No matter how much bravado you have, it’s always nerve-wracking to step into the unknown. And usually, the fear and doubt is usually for nothing.
My dad had the best advice about these types of situations: “Don’t panic early.” Think about it: It gives you permission to panic if the need arises, but not beforehand.
The same was true when it came to the Production Technology Conference hosted by AmericanHort earlier this week in Dallas. It was a bit nerve-wracking going to a brand new conference, but as it turned out, it was worth attending.
The Production Technology Conference was small, but that’s par for the course when it comes to brand new events. And this is meant to be a smaller event compared to an event like the annual Cultivate show.
Smaller events like this gives everyone involved a much more intimate setting in which to conduct business. Whether it’s having one-on-one time with an exhibitor or having smaller educational sessions, these smaller conferences provide opportunities to get to know vendors, industry experts or even peers a bit better than in a 10,000-attendee conference.
+===+
● **STUDY QUESTIONS**
A – According to the article on the Production Technology Conference, what kinds of people do smaller conferences give attendees the chance to get to know better? List them all.
B – In the article on the Production Technology Conference, what is the text from "My dad had the" to "was worth attending."? Write it out word for word.
+===+
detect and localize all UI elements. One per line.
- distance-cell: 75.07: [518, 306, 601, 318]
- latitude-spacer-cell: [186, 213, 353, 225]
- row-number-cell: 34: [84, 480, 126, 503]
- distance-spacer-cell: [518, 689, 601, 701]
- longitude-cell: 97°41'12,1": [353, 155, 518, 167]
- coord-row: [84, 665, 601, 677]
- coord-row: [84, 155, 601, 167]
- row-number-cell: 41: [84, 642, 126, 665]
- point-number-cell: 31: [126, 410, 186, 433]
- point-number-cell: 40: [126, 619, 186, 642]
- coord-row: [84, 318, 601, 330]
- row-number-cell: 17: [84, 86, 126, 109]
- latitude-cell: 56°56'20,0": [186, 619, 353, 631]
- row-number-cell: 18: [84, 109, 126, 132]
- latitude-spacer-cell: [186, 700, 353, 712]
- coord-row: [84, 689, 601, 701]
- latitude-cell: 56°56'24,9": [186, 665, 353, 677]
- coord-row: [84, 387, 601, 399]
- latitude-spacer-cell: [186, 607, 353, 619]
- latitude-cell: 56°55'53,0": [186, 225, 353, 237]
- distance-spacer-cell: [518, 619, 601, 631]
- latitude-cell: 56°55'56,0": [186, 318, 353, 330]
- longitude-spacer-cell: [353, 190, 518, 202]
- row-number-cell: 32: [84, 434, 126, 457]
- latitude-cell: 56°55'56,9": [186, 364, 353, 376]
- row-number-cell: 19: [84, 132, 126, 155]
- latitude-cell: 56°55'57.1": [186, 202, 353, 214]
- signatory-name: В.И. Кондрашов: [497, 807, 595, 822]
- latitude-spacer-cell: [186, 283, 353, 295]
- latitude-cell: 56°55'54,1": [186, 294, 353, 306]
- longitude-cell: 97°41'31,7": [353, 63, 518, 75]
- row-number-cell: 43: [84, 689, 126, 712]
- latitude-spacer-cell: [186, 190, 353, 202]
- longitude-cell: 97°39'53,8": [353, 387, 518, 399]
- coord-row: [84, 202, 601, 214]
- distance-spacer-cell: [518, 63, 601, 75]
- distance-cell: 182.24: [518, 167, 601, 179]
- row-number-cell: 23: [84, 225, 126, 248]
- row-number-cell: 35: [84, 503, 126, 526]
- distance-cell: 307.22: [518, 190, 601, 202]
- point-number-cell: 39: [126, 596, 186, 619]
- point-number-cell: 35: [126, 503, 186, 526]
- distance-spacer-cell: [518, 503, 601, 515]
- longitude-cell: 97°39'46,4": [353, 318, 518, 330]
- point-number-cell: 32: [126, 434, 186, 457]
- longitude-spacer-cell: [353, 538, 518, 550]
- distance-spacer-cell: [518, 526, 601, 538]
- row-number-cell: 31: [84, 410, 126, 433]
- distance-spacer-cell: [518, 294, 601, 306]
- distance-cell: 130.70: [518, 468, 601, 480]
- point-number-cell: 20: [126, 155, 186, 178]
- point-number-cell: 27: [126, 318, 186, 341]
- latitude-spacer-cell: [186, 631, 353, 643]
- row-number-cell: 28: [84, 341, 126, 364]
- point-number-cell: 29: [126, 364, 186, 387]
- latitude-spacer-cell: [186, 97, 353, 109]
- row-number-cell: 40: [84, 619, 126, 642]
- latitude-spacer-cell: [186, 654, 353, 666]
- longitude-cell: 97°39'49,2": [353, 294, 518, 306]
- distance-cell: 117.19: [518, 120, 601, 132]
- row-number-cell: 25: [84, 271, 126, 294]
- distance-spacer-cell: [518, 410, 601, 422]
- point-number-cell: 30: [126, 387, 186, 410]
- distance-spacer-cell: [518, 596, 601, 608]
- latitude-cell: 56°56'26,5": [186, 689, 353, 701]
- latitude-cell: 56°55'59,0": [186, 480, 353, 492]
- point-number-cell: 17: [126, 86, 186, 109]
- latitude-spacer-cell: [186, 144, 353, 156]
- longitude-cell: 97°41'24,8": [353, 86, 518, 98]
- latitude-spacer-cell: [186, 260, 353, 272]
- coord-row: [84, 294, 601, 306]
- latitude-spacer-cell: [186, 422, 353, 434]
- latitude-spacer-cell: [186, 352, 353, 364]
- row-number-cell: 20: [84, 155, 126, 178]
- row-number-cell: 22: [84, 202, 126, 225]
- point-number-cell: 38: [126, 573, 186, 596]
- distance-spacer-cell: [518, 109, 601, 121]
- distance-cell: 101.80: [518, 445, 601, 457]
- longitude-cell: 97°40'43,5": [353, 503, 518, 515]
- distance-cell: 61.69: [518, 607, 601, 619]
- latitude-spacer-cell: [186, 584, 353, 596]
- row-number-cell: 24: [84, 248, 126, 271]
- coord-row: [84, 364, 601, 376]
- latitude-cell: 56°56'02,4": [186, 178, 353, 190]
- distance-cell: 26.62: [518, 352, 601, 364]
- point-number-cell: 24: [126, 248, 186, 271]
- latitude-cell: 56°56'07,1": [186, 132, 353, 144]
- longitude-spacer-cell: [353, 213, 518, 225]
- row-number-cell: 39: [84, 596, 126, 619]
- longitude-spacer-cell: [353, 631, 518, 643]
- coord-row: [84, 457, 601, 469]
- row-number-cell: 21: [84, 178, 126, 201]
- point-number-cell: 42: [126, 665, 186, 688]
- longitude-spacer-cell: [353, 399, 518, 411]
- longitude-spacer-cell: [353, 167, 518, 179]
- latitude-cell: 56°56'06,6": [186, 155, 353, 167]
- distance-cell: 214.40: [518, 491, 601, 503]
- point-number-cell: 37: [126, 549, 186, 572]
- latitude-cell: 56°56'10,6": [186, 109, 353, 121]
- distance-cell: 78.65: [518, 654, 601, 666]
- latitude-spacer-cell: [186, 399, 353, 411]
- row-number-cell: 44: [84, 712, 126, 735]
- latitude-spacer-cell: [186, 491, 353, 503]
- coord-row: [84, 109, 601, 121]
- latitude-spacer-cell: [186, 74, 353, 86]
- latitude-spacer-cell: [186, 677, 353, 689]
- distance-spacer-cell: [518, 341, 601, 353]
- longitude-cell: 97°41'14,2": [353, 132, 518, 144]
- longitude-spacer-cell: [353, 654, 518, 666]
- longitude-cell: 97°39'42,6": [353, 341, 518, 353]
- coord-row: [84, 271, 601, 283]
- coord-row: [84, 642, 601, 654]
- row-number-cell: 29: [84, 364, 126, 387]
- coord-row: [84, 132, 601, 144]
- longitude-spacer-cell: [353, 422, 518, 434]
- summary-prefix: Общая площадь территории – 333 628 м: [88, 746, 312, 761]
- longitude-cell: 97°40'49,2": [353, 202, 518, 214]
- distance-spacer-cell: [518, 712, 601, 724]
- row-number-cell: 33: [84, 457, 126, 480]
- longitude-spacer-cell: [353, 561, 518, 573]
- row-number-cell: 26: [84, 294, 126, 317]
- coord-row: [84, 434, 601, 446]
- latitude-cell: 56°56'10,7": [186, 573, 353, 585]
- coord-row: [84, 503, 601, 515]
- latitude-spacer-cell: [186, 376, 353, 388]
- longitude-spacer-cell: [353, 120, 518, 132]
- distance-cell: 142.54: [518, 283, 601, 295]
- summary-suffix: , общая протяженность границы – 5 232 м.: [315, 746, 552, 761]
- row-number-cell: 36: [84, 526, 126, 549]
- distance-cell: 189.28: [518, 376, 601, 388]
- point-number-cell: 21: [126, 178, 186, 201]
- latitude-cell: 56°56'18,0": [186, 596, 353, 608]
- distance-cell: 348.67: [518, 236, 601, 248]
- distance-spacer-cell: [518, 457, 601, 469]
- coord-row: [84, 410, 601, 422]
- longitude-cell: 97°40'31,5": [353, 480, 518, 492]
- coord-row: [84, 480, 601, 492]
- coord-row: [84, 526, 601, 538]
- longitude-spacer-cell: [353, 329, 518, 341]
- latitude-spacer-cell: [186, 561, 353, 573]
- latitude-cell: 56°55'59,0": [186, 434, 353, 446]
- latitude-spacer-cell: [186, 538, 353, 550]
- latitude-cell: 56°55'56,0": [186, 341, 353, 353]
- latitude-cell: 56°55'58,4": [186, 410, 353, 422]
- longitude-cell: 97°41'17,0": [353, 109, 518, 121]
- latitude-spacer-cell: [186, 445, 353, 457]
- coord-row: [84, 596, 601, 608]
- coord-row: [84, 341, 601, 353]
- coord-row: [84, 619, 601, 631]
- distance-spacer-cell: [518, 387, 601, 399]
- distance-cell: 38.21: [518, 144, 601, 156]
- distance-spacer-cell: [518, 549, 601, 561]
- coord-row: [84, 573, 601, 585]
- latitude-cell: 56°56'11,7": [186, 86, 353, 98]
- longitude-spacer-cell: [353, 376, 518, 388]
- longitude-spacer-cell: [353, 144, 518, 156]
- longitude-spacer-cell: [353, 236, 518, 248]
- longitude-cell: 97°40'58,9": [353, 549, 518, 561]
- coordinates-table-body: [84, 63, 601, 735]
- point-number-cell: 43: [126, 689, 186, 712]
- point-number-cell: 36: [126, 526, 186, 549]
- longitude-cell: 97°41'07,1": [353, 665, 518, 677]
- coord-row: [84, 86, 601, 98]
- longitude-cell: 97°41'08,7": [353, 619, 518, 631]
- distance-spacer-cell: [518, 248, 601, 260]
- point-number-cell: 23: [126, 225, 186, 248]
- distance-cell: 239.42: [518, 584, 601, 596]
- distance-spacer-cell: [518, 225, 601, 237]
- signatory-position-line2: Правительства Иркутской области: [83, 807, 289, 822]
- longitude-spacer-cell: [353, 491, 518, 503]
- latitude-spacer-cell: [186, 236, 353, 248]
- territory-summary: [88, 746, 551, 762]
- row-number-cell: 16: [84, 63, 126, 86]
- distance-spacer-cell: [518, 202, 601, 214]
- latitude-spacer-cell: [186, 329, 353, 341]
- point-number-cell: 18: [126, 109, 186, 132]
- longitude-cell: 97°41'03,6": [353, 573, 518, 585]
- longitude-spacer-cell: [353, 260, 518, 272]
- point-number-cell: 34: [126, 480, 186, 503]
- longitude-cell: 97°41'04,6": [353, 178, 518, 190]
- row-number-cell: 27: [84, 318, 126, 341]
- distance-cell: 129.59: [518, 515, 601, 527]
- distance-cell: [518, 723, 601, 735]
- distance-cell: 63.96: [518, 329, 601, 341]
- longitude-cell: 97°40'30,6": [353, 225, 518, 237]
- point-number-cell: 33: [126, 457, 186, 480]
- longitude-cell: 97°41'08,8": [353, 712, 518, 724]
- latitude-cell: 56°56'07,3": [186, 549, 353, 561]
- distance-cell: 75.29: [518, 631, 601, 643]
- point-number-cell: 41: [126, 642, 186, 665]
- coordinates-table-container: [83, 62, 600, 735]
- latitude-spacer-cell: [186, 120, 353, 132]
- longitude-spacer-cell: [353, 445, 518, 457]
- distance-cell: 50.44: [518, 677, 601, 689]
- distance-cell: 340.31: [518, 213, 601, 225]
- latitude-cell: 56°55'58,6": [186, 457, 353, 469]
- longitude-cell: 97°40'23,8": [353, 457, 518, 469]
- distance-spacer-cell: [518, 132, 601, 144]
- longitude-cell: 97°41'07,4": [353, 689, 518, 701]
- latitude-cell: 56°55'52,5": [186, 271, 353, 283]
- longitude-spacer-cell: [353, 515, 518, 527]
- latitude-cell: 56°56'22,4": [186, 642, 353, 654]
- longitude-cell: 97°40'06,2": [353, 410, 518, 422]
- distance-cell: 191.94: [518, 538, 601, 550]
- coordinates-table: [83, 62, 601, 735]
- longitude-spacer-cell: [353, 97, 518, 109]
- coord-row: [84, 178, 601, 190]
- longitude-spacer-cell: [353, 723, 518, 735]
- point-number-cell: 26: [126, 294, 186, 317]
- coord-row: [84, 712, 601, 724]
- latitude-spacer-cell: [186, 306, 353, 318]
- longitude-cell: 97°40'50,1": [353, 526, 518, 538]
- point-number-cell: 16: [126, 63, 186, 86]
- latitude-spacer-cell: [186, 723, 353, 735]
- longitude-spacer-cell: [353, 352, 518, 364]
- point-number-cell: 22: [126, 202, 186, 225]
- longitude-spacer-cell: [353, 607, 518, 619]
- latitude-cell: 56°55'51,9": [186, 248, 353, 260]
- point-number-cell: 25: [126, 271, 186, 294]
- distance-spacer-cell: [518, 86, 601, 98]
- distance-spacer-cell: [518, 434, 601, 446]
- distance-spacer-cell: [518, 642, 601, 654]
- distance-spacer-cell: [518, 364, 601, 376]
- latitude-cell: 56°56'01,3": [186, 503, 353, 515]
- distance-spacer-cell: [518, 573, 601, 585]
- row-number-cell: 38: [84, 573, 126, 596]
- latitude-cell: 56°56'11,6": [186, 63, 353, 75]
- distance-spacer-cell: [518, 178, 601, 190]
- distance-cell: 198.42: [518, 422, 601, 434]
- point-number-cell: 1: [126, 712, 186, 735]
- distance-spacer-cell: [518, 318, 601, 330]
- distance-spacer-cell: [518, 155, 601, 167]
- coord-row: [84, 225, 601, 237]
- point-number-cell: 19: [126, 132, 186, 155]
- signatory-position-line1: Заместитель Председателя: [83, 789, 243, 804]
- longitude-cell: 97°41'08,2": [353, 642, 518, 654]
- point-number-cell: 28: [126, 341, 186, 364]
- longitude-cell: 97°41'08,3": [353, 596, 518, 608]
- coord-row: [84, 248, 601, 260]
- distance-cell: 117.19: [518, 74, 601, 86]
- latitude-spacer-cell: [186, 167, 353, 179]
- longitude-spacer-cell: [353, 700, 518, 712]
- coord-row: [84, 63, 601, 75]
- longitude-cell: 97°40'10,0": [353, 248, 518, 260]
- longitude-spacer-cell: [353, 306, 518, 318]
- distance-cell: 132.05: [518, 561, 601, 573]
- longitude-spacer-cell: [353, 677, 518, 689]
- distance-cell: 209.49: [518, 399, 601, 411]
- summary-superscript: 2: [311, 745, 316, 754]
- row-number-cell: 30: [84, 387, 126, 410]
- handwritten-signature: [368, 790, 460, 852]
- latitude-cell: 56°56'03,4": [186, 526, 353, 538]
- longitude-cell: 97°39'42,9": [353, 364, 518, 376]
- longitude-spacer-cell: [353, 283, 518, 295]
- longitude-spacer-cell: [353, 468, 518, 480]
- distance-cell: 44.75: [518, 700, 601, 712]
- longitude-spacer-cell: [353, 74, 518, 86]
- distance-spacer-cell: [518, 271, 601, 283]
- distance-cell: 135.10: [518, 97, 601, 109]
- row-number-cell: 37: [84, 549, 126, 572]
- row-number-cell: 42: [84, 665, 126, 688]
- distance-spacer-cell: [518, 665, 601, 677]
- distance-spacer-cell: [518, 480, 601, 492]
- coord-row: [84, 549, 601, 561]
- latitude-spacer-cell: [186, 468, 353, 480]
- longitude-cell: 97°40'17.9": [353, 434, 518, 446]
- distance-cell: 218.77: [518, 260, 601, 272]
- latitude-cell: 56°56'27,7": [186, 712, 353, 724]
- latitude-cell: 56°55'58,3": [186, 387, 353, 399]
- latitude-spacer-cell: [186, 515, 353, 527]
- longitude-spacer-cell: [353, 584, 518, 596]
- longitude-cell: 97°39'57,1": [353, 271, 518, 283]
+===+
● **TASK ANSWERS**
A – vendors, industry experts, peers

B –
My dad had the best advice about these types of situations: “Don’t panic early.” Think about it: It gives you permission to panic if the need arises, but not beforehand.
The same was true when it came to the Production Technology Conference hosted by AmericanHort earlier this week in Dallas. It was a bit nerve-wracking going to a brand new conference, but as it turned out, it was worth attending.